SHORT TASK
Can you continue the introduction on Dartagnan and weak memory models from the end of its last paragraph?

SOURCE EXCERPT
Keywords

figure a

1 Introduction

When developing concurrency libraries or operating system kernels, performance and scalability of the concurrency primitives is of paramount importance. These primitives rely on the synchronization guarantees of the underlying hardware and the programming language runtime environment. The formal semantics of these guarantees are often defined in terms of weak memory models. There is considerable interest in verification tools that take memory models into account [5, 9, 13, 22].

A successful approach to formalizing weak memory models is CAT [11, 12, 16], a flexible specification language in which all memory models considered so far can be expressed succinctly. CAT, together with its accompanying tool Herd [4], has been used to formalize the semantics not only of assembly for x86/TSO, Power, ARMv7 and ARMv8, but also high-level programming languages, such as C/C++, transactional memory extensions, and recently the Linux kernel concurrency primitives [11, 15, 16, 18, 20, 24, 29]. This success indicates the need for universal verification tools that are not limited to a specific memory model.

We present Dartagnan [3], a bounded model checker that takes memory models as inputs. Dartagnan expects a concurrent program annotated with an assertion and a memory model for which the verification should be conducted. It verifies the assertion on those executions of the program that are valid under the given memory model and returns a counterexample execution if the verification fails. As is typical of BMC, the verification results hold relative to an unrolling bound [21]. The encoding phase, however, is new. Not only the program but also its semantics as defined by the CAT model are translated into an SMT formula.

Having to take into account the semantics quickly leads to large encodings. To overcome this problem, Dartagnan implements a novel relation analysis, which can be understood as a static analysis of the program semantics as defined by the memory model. More precisely, CAT defines the program semantics in terms of relations between the events that may occur in an execution. Depending on constraints over these relations, an execution is considered valid or invalid. Relation analysis determines the pairs of events that may influence a constraint of the memory model. Any remaining pair can be dropped from the encoding. The analysis is compatible with optimized fixpoint encodings presented in [27, 28].

DATASET CONTENT
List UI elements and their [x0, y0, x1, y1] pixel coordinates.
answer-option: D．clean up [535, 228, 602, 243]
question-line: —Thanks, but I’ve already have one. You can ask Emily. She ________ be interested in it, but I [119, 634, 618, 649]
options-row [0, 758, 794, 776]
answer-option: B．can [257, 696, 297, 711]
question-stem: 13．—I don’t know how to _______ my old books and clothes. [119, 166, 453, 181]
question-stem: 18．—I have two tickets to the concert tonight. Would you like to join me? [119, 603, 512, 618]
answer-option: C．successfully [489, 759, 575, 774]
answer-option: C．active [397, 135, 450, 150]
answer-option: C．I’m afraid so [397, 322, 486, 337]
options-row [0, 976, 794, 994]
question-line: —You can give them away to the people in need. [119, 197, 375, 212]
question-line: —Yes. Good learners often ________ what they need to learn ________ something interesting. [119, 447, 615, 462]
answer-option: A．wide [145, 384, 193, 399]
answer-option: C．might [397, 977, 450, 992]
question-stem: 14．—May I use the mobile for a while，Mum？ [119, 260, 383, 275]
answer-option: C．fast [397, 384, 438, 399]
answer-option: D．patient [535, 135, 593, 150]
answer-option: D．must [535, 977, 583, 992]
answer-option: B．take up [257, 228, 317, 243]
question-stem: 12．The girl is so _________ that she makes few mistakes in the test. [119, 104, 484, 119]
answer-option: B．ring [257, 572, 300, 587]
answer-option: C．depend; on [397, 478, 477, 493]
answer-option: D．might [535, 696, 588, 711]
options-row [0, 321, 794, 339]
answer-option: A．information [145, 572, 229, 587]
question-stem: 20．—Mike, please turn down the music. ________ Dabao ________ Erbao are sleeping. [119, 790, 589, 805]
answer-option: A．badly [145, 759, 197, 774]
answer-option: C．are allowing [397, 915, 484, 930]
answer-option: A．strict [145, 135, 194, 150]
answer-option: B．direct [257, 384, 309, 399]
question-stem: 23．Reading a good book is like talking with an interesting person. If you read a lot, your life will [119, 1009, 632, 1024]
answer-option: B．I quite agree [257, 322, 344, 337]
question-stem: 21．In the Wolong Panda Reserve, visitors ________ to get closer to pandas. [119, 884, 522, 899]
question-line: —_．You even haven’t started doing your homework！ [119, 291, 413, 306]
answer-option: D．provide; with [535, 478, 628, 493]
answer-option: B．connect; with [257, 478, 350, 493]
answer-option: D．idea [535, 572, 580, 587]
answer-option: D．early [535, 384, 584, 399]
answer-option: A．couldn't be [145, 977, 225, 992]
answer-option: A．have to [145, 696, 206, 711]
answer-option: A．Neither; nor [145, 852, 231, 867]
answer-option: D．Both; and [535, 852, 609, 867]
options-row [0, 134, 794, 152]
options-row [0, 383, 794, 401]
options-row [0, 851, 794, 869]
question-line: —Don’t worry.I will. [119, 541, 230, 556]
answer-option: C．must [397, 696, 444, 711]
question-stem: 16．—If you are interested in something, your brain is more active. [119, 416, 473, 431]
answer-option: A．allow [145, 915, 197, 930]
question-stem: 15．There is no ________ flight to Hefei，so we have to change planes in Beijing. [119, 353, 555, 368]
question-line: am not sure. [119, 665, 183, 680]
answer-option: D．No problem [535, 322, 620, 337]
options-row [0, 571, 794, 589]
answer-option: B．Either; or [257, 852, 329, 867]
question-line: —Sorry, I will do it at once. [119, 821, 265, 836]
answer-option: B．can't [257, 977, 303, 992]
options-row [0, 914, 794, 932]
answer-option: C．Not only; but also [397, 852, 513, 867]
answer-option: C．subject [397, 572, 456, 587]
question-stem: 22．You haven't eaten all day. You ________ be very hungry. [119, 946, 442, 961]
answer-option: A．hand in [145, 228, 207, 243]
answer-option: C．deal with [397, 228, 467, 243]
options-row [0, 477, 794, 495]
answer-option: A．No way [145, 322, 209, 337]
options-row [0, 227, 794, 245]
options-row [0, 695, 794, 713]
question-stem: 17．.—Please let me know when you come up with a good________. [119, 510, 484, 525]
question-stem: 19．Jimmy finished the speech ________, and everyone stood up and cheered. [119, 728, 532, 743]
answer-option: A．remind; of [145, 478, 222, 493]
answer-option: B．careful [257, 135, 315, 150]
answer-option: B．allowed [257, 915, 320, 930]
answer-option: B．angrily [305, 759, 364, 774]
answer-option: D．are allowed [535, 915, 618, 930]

RESPONSE TO THIS EXERCISE
The second novelty is the support for advanced programming constructs. We redesigned Dartagnan ’s heap model, which now has pointers and arrays. Furthermore, we enriched the set of synchronization primitives, including read-modify-write and read-copy-update (RCU) instructions [26]. One motivation for this richer set of programming constructs is the Linux kernel memory model [15] that has recently been added to the kernel documentation [2]. This model has already been used by kernel developers to find bugs in and clarify details of the concurrency primitives. Since the model is expected to be refined with further development of the kernel, verification tools will need to quickly accommodate updates in the specification. So far, only Herd [4] has satisfied this requirement. Unfortunately, it is limited to fairly small programs (litmus tests). The present version of Dartagnan offers an alternative with substantially better performance.

We present experiments on a series of benchmarks consisting of 4751 Linux litmus tests and 7 mutual exclusion algorithms executed on TSO, ARM, and Linux. Despite the flexibility of taking memory models as inputs, Dartagnan ’s performance is comparable to CBMC [13] and considerably better than that of Nidhugg [5, 9]. Both are model-specific tools. Compared to the previous version of Dartagnan [28] and compared to Herd [4], we gain a speed-up of more than two orders of magnitude, thanks to the relation analysis.

Related Work. In terms of the verification task to be solved, the following tools are the closest to ours. CBMC [13] is a scalable bounded model checker supporting TSO, but not ARM. An earlier version also supported Power. Nidhugg [5, 9] is a stateless model checker supporting TSO, Power, and a subset of ARMv7. It is excellent for programs with a small number of executions. RCMC [22] implements a stateless model checking algorithm targeting C11. We cannot directly benchmark against it because the source code of the tool is not yet publicly available, nor do we fully support C11. Herd [4] is the only tool aside from ours that takes a CAT memory model as input. Herd does not scale well to programs with a large number of executions, including some of the Linux kernel tests. Other verification tasks (e.g., fence insertion to restore sequential consistency) are tackled by Memorax [6,7,8], offence  [14], Fender  [23], DFence [25], and trencher  [19].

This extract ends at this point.